### Records for processing

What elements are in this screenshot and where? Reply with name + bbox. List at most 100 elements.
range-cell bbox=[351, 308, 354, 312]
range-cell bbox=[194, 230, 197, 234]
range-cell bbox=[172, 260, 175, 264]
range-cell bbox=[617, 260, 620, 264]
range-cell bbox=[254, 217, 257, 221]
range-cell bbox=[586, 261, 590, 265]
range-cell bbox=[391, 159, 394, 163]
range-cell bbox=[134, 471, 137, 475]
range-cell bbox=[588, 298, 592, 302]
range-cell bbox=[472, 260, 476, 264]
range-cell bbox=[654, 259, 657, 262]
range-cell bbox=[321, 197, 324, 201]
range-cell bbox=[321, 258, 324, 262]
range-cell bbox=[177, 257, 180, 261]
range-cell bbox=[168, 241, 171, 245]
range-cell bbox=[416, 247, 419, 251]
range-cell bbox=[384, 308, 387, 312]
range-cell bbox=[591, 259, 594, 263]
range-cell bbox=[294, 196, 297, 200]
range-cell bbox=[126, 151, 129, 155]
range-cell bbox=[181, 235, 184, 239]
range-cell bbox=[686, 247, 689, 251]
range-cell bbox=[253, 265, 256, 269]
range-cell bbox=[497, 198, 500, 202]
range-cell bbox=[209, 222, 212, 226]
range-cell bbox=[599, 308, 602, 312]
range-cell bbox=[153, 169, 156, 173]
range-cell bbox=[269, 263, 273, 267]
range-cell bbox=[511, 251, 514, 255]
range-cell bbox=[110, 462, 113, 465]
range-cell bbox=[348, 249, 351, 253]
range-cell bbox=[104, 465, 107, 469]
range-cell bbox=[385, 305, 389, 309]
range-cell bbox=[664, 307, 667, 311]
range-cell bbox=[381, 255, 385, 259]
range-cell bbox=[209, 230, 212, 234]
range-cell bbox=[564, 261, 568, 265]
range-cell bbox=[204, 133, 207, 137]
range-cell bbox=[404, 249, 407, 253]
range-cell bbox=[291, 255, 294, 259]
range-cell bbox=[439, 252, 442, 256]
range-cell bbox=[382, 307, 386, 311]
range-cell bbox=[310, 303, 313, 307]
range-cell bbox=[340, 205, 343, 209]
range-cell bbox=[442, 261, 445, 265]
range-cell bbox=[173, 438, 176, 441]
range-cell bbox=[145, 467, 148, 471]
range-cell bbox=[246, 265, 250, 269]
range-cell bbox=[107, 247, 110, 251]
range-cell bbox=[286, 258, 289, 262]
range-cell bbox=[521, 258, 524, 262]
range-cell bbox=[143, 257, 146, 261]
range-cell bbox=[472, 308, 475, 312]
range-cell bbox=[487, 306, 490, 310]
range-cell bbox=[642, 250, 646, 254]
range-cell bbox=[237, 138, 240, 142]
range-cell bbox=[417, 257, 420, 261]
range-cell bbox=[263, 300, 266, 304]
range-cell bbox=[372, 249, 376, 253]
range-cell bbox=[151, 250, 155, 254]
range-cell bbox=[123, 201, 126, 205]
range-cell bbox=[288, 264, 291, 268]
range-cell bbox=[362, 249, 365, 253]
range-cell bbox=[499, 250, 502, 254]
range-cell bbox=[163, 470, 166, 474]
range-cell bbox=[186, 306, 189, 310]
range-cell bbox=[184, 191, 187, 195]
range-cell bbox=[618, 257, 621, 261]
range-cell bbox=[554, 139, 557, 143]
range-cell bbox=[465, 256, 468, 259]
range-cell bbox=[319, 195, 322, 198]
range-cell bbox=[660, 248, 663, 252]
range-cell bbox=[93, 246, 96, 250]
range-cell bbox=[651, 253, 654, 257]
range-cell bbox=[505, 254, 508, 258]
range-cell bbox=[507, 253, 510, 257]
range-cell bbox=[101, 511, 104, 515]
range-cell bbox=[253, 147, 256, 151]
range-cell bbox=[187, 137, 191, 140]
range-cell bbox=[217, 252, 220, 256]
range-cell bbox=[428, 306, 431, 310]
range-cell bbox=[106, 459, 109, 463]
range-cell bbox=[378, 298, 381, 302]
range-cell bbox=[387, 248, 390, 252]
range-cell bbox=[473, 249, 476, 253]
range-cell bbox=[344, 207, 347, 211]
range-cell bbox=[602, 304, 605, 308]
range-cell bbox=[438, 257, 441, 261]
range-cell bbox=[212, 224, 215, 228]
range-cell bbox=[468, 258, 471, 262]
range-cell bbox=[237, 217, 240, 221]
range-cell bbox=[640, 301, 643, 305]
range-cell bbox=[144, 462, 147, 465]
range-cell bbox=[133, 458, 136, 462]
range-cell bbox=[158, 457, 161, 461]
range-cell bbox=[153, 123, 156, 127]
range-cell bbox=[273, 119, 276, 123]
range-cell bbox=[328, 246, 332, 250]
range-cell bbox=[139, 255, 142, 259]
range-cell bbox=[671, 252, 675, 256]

### The exercise
Rewrite all the entries above, substituting "grid-cell" for every occurrence of "range-cell" and leaving everything else unchanged.

### Reply to the task
What elements are in this screenshot and where? Reply with name + bbox. List at most 100 elements.
grid-cell bbox=[351, 308, 354, 312]
grid-cell bbox=[194, 230, 197, 234]
grid-cell bbox=[172, 260, 175, 264]
grid-cell bbox=[617, 260, 620, 264]
grid-cell bbox=[254, 217, 257, 221]
grid-cell bbox=[586, 261, 590, 265]
grid-cell bbox=[391, 159, 394, 163]
grid-cell bbox=[134, 471, 137, 475]
grid-cell bbox=[588, 298, 592, 302]
grid-cell bbox=[472, 260, 476, 264]
grid-cell bbox=[654, 259, 657, 262]
grid-cell bbox=[321, 197, 324, 201]
grid-cell bbox=[321, 258, 324, 262]
grid-cell bbox=[177, 257, 180, 261]
grid-cell bbox=[168, 241, 171, 245]
grid-cell bbox=[416, 247, 419, 251]
grid-cell bbox=[384, 308, 387, 312]
grid-cell bbox=[591, 259, 594, 263]
grid-cell bbox=[294, 196, 297, 200]
grid-cell bbox=[126, 151, 129, 155]
grid-cell bbox=[181, 235, 184, 239]
grid-cell bbox=[686, 247, 689, 251]
grid-cell bbox=[253, 265, 256, 269]
grid-cell bbox=[497, 198, 500, 202]
grid-cell bbox=[209, 222, 212, 226]
grid-cell bbox=[599, 308, 602, 312]
grid-cell bbox=[153, 169, 156, 173]
grid-cell bbox=[269, 263, 273, 267]
grid-cell bbox=[511, 251, 514, 255]
grid-cell bbox=[110, 462, 113, 465]
grid-cell bbox=[348, 249, 351, 253]
grid-cell bbox=[104, 465, 107, 469]
grid-cell bbox=[385, 305, 389, 309]
grid-cell bbox=[664, 307, 667, 311]
grid-cell bbox=[381, 255, 385, 259]
grid-cell bbox=[209, 230, 212, 234]
grid-cell bbox=[564, 261, 568, 265]
grid-cell bbox=[204, 133, 207, 137]
grid-cell bbox=[404, 249, 407, 253]
grid-cell bbox=[291, 255, 294, 259]
grid-cell bbox=[439, 252, 442, 256]
grid-cell bbox=[382, 307, 386, 311]
grid-cell bbox=[310, 303, 313, 307]
grid-cell bbox=[340, 205, 343, 209]
grid-cell bbox=[442, 261, 445, 265]
grid-cell bbox=[173, 438, 176, 441]
grid-cell bbox=[145, 467, 148, 471]
grid-cell bbox=[246, 265, 250, 269]
grid-cell bbox=[107, 247, 110, 251]
grid-cell bbox=[286, 258, 289, 262]
grid-cell bbox=[521, 258, 524, 262]
grid-cell bbox=[143, 257, 146, 261]
grid-cell bbox=[472, 308, 475, 312]
grid-cell bbox=[487, 306, 490, 310]
grid-cell bbox=[642, 250, 646, 254]
grid-cell bbox=[237, 138, 240, 142]
grid-cell bbox=[417, 257, 420, 261]
grid-cell bbox=[263, 300, 266, 304]
grid-cell bbox=[372, 249, 376, 253]
grid-cell bbox=[151, 250, 155, 254]
grid-cell bbox=[123, 201, 126, 205]
grid-cell bbox=[288, 264, 291, 268]
grid-cell bbox=[362, 249, 365, 253]
grid-cell bbox=[499, 250, 502, 254]
grid-cell bbox=[163, 470, 166, 474]
grid-cell bbox=[186, 306, 189, 310]
grid-cell bbox=[184, 191, 187, 195]
grid-cell bbox=[618, 257, 621, 261]
grid-cell bbox=[554, 139, 557, 143]
grid-cell bbox=[465, 256, 468, 259]
grid-cell bbox=[319, 195, 322, 198]
grid-cell bbox=[660, 248, 663, 252]
grid-cell bbox=[93, 246, 96, 250]
grid-cell bbox=[651, 253, 654, 257]
grid-cell bbox=[505, 254, 508, 258]
grid-cell bbox=[507, 253, 510, 257]
grid-cell bbox=[101, 511, 104, 515]
grid-cell bbox=[253, 147, 256, 151]
grid-cell bbox=[187, 137, 191, 140]
grid-cell bbox=[217, 252, 220, 256]
grid-cell bbox=[428, 306, 431, 310]
grid-cell bbox=[106, 459, 109, 463]
grid-cell bbox=[378, 298, 381, 302]
grid-cell bbox=[387, 248, 390, 252]
grid-cell bbox=[473, 249, 476, 253]
grid-cell bbox=[344, 207, 347, 211]
grid-cell bbox=[602, 304, 605, 308]
grid-cell bbox=[438, 257, 441, 261]
grid-cell bbox=[212, 224, 215, 228]
grid-cell bbox=[468, 258, 471, 262]
grid-cell bbox=[237, 217, 240, 221]
grid-cell bbox=[640, 301, 643, 305]
grid-cell bbox=[144, 462, 147, 465]
grid-cell bbox=[133, 458, 136, 462]
grid-cell bbox=[158, 457, 161, 461]
grid-cell bbox=[153, 123, 156, 127]
grid-cell bbox=[273, 119, 276, 123]
grid-cell bbox=[328, 246, 332, 250]
grid-cell bbox=[139, 255, 142, 259]
grid-cell bbox=[671, 252, 675, 256]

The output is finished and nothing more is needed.